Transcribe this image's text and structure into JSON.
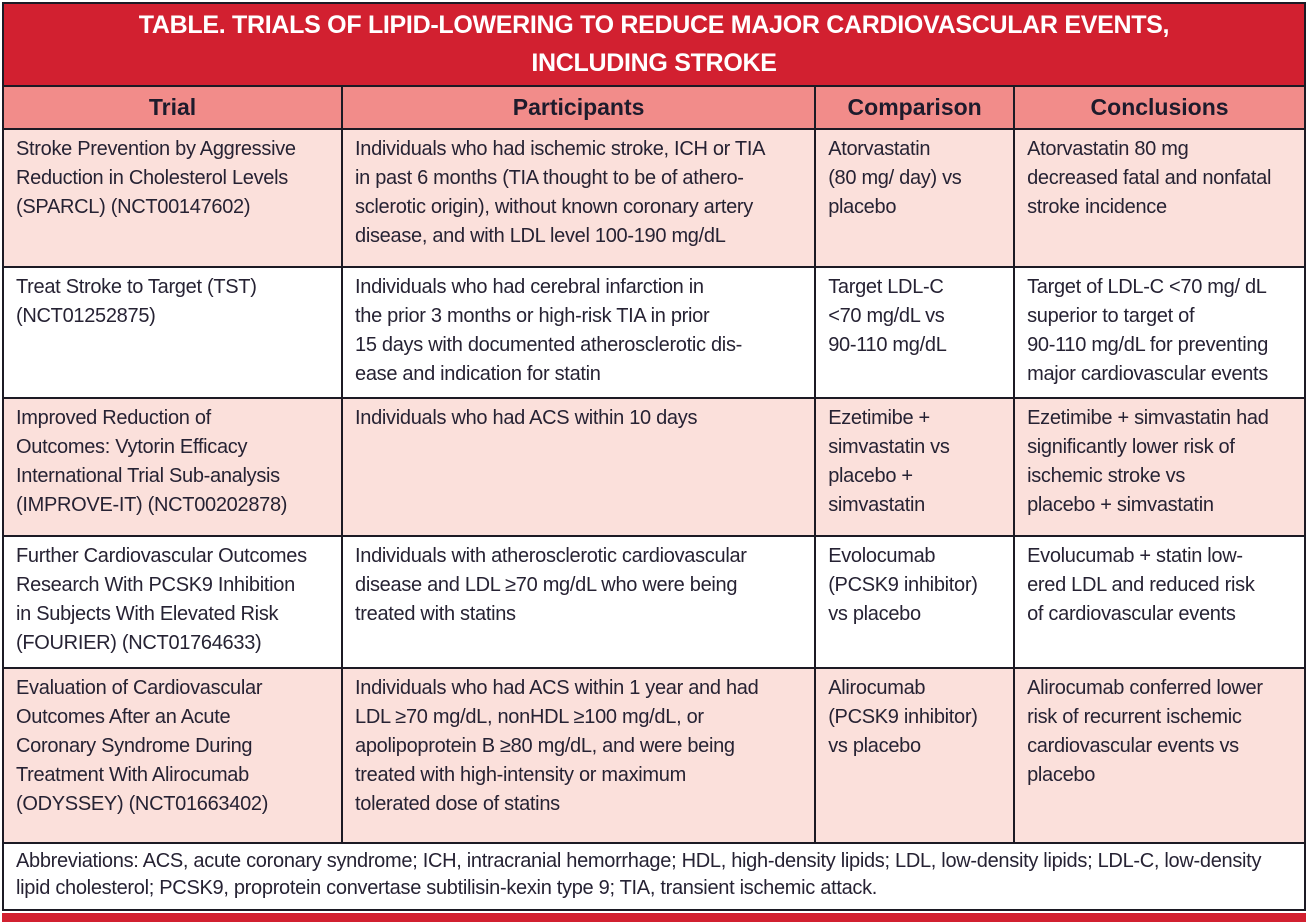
{
  "table": {
    "title": "TABLE. TRIALS OF LIPID-LOWERING TO REDUCE MAJOR CARDIOVASCULAR EVENTS,\nINCLUDING STROKE",
    "columns": {
      "trial": "Trial",
      "participants": "Participants",
      "comparison": "Comparison",
      "conclusions": "Conclusions"
    },
    "rows": [
      {
        "trial": "Stroke Prevention by Aggressive\nReduction in Cholesterol Levels\n(SPARCL) (NCT00147602)",
        "participants": "Individuals who had ischemic stroke, ICH or TIA\nin past 6 months (TIA thought to be of athero-\nsclerotic origin), without known coronary artery\ndisease, and with LDL level 100-190 mg/dL",
        "comparison": "Atorvastatin\n(80 mg/ day) vs\nplacebo",
        "conclusions": "Atorvastatin 80 mg\ndecreased fatal and nonfatal\nstroke incidence"
      },
      {
        "trial": "Treat Stroke to Target (TST)\n(NCT01252875)",
        "participants": "Individuals who had cerebral infarction in\nthe prior 3 months or high-risk TIA in prior\n15 days with documented atherosclerotic dis-\nease and indication for statin",
        "comparison": "Target LDL-C\n<70 mg/dL vs\n 90-110 mg/dL",
        "conclusions": "Target of LDL-C <70 mg/ dL\nsuperior to target of\n90-110 mg/dL for preventing\nmajor cardiovascular events"
      },
      {
        "trial": "Improved Reduction of\nOutcomes: Vytorin Efficacy\nInternational Trial Sub-analysis\n(IMPROVE-IT) (NCT00202878)",
        "participants": "Individuals who had ACS within 10 days",
        "comparison": "Ezetimibe +\nsimvastatin vs\nplacebo +\nsimvastatin",
        "conclusions": "Ezetimibe + simvastatin had\nsignificantly lower risk of\nischemic stroke vs\nplacebo + simvastatin"
      },
      {
        "trial": "Further Cardiovascular Outcomes\nResearch With PCSK9 Inhibition\nin Subjects With Elevated Risk\n(FOURIER) (NCT01764633)",
        "participants": "Individuals with atherosclerotic cardiovascular\ndisease and LDL ≥70 mg/dL who were being\ntreated with statins",
        "comparison": "Evolocumab\n(PCSK9 inhibitor)\nvs placebo",
        "conclusions": "Evolucumab + statin low-\nered LDL and reduced risk\nof cardiovascular events"
      },
      {
        "trial": "Evaluation of Cardiovascular\nOutcomes After an Acute\nCoronary Syndrome During\nTreatment With Alirocumab\n(ODYSSEY) (NCT01663402)",
        "participants": "Individuals who had ACS within 1 year and had\nLDL ≥70 mg/dL, nonHDL ≥100 mg/dL, or\napolipoprotein B ≥80 mg/dL, and were being\ntreated with high-intensity or maximum\ntolerated dose of statins",
        "comparison": "Alirocumab\n(PCSK9 inhibitor)\nvs placebo",
        "conclusions": "Alirocumab conferred lower\nrisk of recurrent ischemic\ncardiovascular events vs\nplacebo"
      }
    ],
    "footnote": "Abbreviations: ACS, acute coronary syndrome; ICH, intracranial hemorrhage; HDL, high-density lipids; LDL, low-density lipids; LDL-C, low-density lipid cholesterol; PCSK9, proprotein convertase subtilisin-kexin type 9; TIA, transient ischemic attack.",
    "colors": {
      "accent_red": "#d22030",
      "header_salmon": "#f28c8a",
      "row_pink": "#fbe0db",
      "border_black": "#1c1a24",
      "text_dark": "#262233",
      "title_text": "#ffffff"
    }
  }
}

### [TASK TO CARRY OUT]
Drop the pictures; repeat each entry above exactly.

### [FINISHED TASK]
Transcribe this image's text and structure into JSON.
{
  "table": {
    "title": "TABLE. TRIALS OF LIPID-LOWERING TO REDUCE MAJOR CARDIOVASCULAR EVENTS,\nINCLUDING STROKE",
    "columns": {
      "trial": "Trial",
      "participants": "Participants",
      "comparison": "Comparison",
      "conclusions": "Conclusions"
    },
    "rows": [
      {
        "trial": "Stroke Prevention by Aggressive\nReduction in Cholesterol Levels\n(SPARCL) (NCT00147602)",
        "participants": "Individuals who had ischemic stroke, ICH or TIA\nin past 6 months (TIA thought to be of athero-\nsclerotic origin), without known coronary artery\ndisease, and with LDL level 100-190 mg/dL",
        "comparison": "Atorvastatin\n(80 mg/ day) vs\nplacebo",
        "conclusions": "Atorvastatin 80 mg\ndecreased fatal and nonfatal\nstroke incidence"
      },
      {
        "trial": "Treat Stroke to Target (TST)\n(NCT01252875)",
        "participants": "Individuals who had cerebral infarction in\nthe prior 3 months or high-risk TIA in prior\n15 days with documented atherosclerotic dis-\nease and indication for statin",
        "comparison": "Target LDL-C\n<70 mg/dL vs\n 90-110 mg/dL",
        "conclusions": "Target of LDL-C <70 mg/ dL\nsuperior to target of\n90-110 mg/dL for preventing\nmajor cardiovascular events"
      },
      {
        "trial": "Improved Reduction of\nOutcomes: Vytorin Efficacy\nInternational Trial Sub-analysis\n(IMPROVE-IT) (NCT00202878)",
        "participants": "Individuals who had ACS within 10 days",
        "comparison": "Ezetimibe +\nsimvastatin vs\nplacebo +\nsimvastatin",
        "conclusions": "Ezetimibe + simvastatin had\nsignificantly lower risk of\nischemic stroke vs\nplacebo + simvastatin"
      },
      {
        "trial": "Further Cardiovascular Outcomes\nResearch With PCSK9 Inhibition\nin Subjects With Elevated Risk\n(FOURIER) (NCT01764633)",
        "participants": "Individuals with atherosclerotic cardiovascular\ndisease and LDL ≥70 mg/dL who were being\ntreated with statins",
        "comparison": "Evolocumab\n(PCSK9 inhibitor)\nvs placebo",
        "conclusions": "Evolucumab + statin low-\nered LDL and reduced risk\nof cardiovascular events"
      },
      {
        "trial": "Evaluation of Cardiovascular\nOutcomes After an Acute\nCoronary Syndrome During\nTreatment With Alirocumab\n(ODYSSEY) (NCT01663402)",
        "participants": "Individuals who had ACS within 1 year and had\nLDL ≥70 mg/dL, nonHDL ≥100 mg/dL, or\napolipoprotein B ≥80 mg/dL, and were being\ntreated with high-intensity or maximum\ntolerated dose of statins",
        "comparison": "Alirocumab\n(PCSK9 inhibitor)\nvs placebo",
        "conclusions": "Alirocumab conferred lower\nrisk of recurrent ischemic\ncardiovascular events vs\nplacebo"
      }
    ],
    "footnote": "Abbreviations: ACS, acute coronary syndrome; ICH, intracranial hemorrhage; HDL, high-density lipids; LDL, low-density lipids; LDL-C, low-density lipid cholesterol; PCSK9, proprotein convertase subtilisin-kexin type 9; TIA, transient ischemic attack.",
    "colors": {
      "accent_red": "#d22030",
      "header_salmon": "#f28c8a",
      "row_pink": "#fbe0db",
      "border_black": "#1c1a24",
      "text_dark": "#262233",
      "title_text": "#ffffff"
    }
  }
}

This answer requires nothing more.